# Set task:
Using the entries that follow, collect the lines where the word "кадров" appears.

# Data for processing:
Begin

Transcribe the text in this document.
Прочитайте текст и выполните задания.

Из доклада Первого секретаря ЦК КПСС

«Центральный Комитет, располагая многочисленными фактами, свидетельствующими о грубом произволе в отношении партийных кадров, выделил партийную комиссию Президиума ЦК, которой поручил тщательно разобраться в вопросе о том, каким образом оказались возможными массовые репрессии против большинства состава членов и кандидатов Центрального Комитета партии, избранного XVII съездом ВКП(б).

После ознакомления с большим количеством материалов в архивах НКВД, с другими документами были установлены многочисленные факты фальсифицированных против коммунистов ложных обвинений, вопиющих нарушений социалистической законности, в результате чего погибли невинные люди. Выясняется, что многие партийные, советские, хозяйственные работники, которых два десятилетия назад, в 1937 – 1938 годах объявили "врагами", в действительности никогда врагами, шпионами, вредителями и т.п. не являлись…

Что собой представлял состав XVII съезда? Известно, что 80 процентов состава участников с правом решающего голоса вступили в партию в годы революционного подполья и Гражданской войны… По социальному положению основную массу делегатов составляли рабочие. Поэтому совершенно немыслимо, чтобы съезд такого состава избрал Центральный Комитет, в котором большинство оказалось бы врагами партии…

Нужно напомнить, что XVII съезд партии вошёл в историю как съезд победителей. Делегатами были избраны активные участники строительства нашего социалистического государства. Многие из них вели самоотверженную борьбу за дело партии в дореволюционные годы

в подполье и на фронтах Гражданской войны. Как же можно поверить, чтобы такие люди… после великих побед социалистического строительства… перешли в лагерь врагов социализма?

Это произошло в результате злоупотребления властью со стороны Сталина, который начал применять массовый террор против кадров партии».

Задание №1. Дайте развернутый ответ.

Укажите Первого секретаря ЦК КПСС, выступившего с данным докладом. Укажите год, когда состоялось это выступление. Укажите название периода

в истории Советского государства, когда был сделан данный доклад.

End

# Answer to the task:
«Центральный Комитет, располагая многочисленными фактами, свидетельствующими о грубом произволе в отношении партийных кадров, выделил партийную комиссию Президиума ЦК, которой поручил тщательно разобраться в вопросе о том, каким образом оказались возможными массовые репрессии против большинства состава членов и кандидатов Центрального Комитета партии, избранного XVII съездом ВКП(б).
Это произошло в результате злоупотребления властью со стороны Сталина, который начал применять массовый террор против кадров партии».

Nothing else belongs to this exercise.